◆ **What to do**: Please set out every line of the items below as a numbered list, leaving out any blank lines.

◆ **Input data**:
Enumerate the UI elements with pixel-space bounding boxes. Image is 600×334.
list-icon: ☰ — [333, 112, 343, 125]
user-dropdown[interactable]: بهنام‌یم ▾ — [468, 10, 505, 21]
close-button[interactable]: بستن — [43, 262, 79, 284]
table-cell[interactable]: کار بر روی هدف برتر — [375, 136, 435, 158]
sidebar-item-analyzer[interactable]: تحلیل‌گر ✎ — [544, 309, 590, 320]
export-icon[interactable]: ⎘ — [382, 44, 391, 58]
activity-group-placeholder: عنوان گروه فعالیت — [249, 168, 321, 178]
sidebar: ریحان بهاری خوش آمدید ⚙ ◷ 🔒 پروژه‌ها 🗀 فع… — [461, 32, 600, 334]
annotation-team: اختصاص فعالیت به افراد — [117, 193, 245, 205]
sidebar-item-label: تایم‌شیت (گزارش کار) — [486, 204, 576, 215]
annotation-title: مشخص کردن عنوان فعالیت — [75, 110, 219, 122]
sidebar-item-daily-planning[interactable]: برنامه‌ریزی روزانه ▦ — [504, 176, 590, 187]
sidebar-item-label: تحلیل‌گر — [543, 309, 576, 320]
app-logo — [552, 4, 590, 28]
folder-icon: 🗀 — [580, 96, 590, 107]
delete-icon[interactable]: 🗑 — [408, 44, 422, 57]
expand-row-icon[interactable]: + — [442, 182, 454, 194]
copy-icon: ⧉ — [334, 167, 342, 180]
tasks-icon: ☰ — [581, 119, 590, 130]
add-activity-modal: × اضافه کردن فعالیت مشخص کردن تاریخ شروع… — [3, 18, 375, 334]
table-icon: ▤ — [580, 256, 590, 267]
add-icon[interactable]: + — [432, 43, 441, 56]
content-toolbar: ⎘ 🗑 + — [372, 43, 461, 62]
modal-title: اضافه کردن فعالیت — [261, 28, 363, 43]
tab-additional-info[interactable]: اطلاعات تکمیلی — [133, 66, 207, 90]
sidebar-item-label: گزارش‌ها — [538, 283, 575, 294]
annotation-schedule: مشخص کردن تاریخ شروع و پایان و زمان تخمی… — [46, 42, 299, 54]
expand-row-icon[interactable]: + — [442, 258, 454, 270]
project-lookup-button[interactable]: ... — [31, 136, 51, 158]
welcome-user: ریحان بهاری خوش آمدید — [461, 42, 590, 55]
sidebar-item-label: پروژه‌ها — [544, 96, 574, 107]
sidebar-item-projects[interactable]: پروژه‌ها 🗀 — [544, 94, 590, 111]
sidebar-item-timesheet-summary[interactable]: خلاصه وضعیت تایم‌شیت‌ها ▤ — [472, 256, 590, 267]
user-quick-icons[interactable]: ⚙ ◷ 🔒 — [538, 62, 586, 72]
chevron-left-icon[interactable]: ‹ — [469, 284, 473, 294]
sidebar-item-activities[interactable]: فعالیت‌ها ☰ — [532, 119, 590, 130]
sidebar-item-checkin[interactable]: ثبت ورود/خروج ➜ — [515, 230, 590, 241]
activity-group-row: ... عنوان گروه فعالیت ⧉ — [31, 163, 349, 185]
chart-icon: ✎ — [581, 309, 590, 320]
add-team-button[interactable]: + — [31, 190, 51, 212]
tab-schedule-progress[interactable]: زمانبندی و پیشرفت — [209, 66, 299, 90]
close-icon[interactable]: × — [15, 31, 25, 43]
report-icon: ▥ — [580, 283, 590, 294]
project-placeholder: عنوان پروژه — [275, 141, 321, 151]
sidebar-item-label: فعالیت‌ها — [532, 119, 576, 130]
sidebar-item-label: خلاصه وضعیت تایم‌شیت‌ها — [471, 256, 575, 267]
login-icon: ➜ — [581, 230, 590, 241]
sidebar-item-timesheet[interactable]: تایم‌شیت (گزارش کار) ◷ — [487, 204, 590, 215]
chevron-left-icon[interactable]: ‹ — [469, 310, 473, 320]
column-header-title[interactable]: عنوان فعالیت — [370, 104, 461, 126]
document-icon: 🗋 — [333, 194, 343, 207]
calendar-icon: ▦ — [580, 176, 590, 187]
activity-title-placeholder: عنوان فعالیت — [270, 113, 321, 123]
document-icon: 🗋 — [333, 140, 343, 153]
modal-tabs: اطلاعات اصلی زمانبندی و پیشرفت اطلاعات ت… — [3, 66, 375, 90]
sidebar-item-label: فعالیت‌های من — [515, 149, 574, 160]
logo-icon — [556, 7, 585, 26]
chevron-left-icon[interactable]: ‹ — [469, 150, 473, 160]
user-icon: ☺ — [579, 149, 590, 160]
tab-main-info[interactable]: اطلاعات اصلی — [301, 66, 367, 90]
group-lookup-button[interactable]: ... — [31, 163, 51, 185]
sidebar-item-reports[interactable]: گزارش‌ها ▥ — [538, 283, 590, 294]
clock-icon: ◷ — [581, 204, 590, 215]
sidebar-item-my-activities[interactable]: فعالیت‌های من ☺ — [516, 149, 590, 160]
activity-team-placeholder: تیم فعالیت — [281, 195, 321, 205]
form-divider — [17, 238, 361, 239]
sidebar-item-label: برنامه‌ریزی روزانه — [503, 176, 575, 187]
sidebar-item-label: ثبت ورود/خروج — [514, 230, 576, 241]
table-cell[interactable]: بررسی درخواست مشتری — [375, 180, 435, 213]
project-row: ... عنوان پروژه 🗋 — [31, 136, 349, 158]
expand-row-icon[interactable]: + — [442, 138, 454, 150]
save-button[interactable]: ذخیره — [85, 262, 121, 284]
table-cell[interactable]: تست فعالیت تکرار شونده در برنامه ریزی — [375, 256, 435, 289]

◆ **Written answer**:
1. Enumerate the UI elements with pixel-space bounding boxes. Image is 600×334.
2. list-icon: ☰ — [333, 112, 343, 125]
3. user-dropdown[interactable]: بهنام‌یم ▾ — [468, 10, 505, 21]
4. close-button[interactable]: بستن — [43, 262, 79, 284]
5. table-cell[interactable]: کار بر روی هدف برتر — [375, 136, 435, 158]
6. sidebar-item-analyzer[interactable]: تحلیل‌گر ✎ — [544, 309, 590, 320]
7. export-icon[interactable]: ⎘ — [382, 44, 391, 58]
8. activity-group-placeholder: عنوان گروه فعالیت — [249, 168, 321, 178]
9. sidebar: ریحان بهاری خوش آمدید ⚙ ◷ 🔒 پروژه‌ها 🗀 فع… — [461, 32, 600, 334]
10. annotation-team: اختصاص فعالیت به افراد — [117, 193, 245, 205]
11. sidebar-item-label: تایم‌شیت (گزارش کار) — [486, 204, 576, 215]
12. annotation-title: مشخص کردن عنوان فعالیت — [75, 110, 219, 122]
13. sidebar-item-daily-planning[interactable]: برنامه‌ریزی روزانه ▦ — [504, 176, 590, 187]
14. sidebar-item-label: تحلیل‌گر — [543, 309, 576, 320]
15. app-logo — [552, 4, 590, 28]
16. folder-icon: 🗀 — [580, 96, 590, 107]
17. delete-icon[interactable]: 🗑 — [408, 44, 422, 57]
18. expand-row-icon[interactable]: + — [442, 182, 454, 194]
19. copy-icon: ⧉ — [334, 167, 342, 180]
20. tasks-icon: ☰ — [581, 119, 590, 130]
21. add-activity-modal: × اضافه کردن فعالیت مشخص کردن تاریخ شروع… — [3, 18, 375, 334]
22. table-icon: ▤ — [580, 256, 590, 267]
23. add-icon[interactable]: + — [432, 43, 441, 56]
24. content-toolbar: ⎘ 🗑 + — [372, 43, 461, 62]
25. modal-title: اضافه کردن فعالیت — [261, 28, 363, 43]
26. tab-additional-info[interactable]: اطلاعات تکمیلی — [133, 66, 207, 90]
27. sidebar-item-label: گزارش‌ها — [538, 283, 575, 294]
28. annotation-schedule: مشخص کردن تاریخ شروع و پایان و زمان تخمی… — [46, 42, 299, 54]
29. expand-row-icon[interactable]: + — [442, 258, 454, 270]
30. project-lookup-button[interactable]: ... — [31, 136, 51, 158]
31. welcome-user: ریحان بهاری خوش آمدید — [461, 42, 590, 55]
32. sidebar-item-label: پروژه‌ها — [544, 96, 574, 107]
33. sidebar-item-projects[interactable]: پروژه‌ها 🗀 — [544, 94, 590, 111]
34. sidebar-item-timesheet-summary[interactable]: خلاصه وضعیت تایم‌شیت‌ها ▤ — [472, 256, 590, 267]
35. user-quick-icons[interactable]: ⚙ ◷ 🔒 — [538, 62, 586, 72]
36. chevron-left-icon[interactable]: ‹ — [469, 284, 473, 294]
37. sidebar-item-activities[interactable]: فعالیت‌ها ☰ — [532, 119, 590, 130]
38. sidebar-item-checkin[interactable]: ثبت ورود/خروج ➜ — [515, 230, 590, 241]
39. activity-group-row: ... عنوان گروه فعالیت ⧉ — [31, 163, 349, 185]
40. chart-icon: ✎ — [581, 309, 590, 320]
41. add-team-button[interactable]: + — [31, 190, 51, 212]
42. tab-schedule-progress[interactable]: زمانبندی و پیشرفت — [209, 66, 299, 90]
43. close-icon[interactable]: × — [15, 31, 25, 43]
44. report-icon: ▥ — [580, 283, 590, 294]
45. project-placeholder: عنوان پروژه — [275, 141, 321, 151]
46. sidebar-item-label: فعالیت‌ها — [532, 119, 576, 130]
47. sidebar-item-label: خلاصه وضعیت تایم‌شیت‌ها — [471, 256, 575, 267]
48. login-icon: ➜ — [581, 230, 590, 241]
49. sidebar-item-timesheet[interactable]: تایم‌شیت (گزارش کار) ◷ — [487, 204, 590, 215]
50. chevron-left-icon[interactable]: ‹ — [469, 310, 473, 320]
51. column-header-title[interactable]: عنوان فعالیت — [370, 104, 461, 126]
52. document-icon: 🗋 — [333, 194, 343, 207]
53. calendar-icon: ▦ — [580, 176, 590, 187]
54. activity-title-placeholder: عنوان فعالیت — [270, 113, 321, 123]
55. document-icon: 🗋 — [333, 140, 343, 153]
56. modal-tabs: اطلاعات اصلی زمانبندی و پیشرفت اطلاعات ت… — [3, 66, 375, 90]
57. sidebar-item-label: فعالیت‌های من — [515, 149, 574, 160]
58. logo-icon — [556, 7, 585, 26]
59. chevron-left-icon[interactable]: ‹ — [469, 150, 473, 160]
60. user-icon: ☺ — [579, 149, 590, 160]
61. tab-main-info[interactable]: اطلاعات اصلی — [301, 66, 367, 90]
62. group-lookup-button[interactable]: ... — [31, 163, 51, 185]
63. sidebar-item-reports[interactable]: گزارش‌ها ▥ — [538, 283, 590, 294]
64. clock-icon: ◷ — [581, 204, 590, 215]
65. sidebar-item-my-activities[interactable]: فعالیت‌های من ☺ — [516, 149, 590, 160]
66. activity-team-placeholder: تیم فعالیت — [281, 195, 321, 205]
67. form-divider — [17, 238, 361, 239]
68. sidebar-item-label: برنامه‌ریزی روزانه — [503, 176, 575, 187]
69. sidebar-item-label: ثبت ورود/خروج — [514, 230, 576, 241]
70. table-cell[interactable]: بررسی درخواست مشتری — [375, 180, 435, 213]
71. project-row: ... عنوان پروژه 🗋 — [31, 136, 349, 158]
72. expand-row-icon[interactable]: + — [442, 138, 454, 150]
73. save-button[interactable]: ذخیره — [85, 262, 121, 284]
74. table-cell[interactable]: تست فعالیت تکرار شونده در برنامه ریزی — [375, 256, 435, 289]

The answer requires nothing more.